◆ What this task involves ◆
Find all lines in the listing that include the word "ходе", then copy them.

start Items

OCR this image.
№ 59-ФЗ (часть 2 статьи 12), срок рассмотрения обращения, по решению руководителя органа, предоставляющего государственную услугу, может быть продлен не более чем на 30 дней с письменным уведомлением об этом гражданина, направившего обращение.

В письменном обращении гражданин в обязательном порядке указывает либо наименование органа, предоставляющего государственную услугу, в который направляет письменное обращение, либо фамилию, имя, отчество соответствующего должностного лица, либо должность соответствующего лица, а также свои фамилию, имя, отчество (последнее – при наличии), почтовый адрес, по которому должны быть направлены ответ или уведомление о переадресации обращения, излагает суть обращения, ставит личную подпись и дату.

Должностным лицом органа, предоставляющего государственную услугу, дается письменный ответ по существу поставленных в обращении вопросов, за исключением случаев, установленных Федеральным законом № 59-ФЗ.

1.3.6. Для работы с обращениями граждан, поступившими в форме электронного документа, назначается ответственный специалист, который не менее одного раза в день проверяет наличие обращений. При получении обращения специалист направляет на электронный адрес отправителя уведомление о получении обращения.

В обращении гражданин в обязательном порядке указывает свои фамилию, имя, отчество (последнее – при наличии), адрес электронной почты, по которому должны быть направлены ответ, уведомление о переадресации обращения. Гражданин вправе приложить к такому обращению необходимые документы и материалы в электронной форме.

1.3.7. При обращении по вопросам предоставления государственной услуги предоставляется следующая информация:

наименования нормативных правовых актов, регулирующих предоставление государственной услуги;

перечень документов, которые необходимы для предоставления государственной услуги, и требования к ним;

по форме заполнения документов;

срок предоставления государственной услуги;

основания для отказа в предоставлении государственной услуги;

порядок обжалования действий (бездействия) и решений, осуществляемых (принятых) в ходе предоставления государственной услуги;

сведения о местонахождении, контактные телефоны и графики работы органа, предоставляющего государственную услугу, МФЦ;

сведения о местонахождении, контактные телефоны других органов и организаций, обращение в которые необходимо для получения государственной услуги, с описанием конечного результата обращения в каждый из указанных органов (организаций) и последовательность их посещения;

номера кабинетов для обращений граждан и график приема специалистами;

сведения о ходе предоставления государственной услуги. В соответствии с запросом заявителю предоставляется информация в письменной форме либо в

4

end Items
start Items

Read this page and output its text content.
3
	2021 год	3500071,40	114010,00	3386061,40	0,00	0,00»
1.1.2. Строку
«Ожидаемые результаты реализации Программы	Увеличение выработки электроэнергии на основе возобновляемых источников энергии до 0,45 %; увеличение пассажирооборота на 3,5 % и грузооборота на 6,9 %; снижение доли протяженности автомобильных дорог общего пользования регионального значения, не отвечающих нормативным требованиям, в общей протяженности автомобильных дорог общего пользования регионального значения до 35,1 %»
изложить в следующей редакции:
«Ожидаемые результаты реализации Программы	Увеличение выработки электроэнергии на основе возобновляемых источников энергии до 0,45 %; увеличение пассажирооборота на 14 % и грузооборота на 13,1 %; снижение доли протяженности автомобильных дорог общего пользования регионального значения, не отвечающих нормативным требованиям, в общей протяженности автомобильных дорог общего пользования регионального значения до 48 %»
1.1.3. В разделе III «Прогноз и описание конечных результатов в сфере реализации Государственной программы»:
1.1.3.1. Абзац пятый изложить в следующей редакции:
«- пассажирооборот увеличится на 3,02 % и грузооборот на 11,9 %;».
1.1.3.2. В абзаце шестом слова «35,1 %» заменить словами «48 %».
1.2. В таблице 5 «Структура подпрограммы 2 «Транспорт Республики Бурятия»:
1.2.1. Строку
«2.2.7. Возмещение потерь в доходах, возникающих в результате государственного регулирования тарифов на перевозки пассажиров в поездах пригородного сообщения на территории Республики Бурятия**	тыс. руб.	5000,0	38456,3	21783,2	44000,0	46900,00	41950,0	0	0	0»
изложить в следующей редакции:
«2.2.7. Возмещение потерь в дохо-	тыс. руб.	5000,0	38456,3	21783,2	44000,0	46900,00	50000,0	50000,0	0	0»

end Items

◆ Exercise result ◆
порядок обжалования действий (бездействия) и решений, осуществляемых (принятых) в ходе предоставления государственной услуги;
сведения о ходе предоставления государственной услуги. В соответствии с запросом заявителю предоставляется информация в письменной форме либо в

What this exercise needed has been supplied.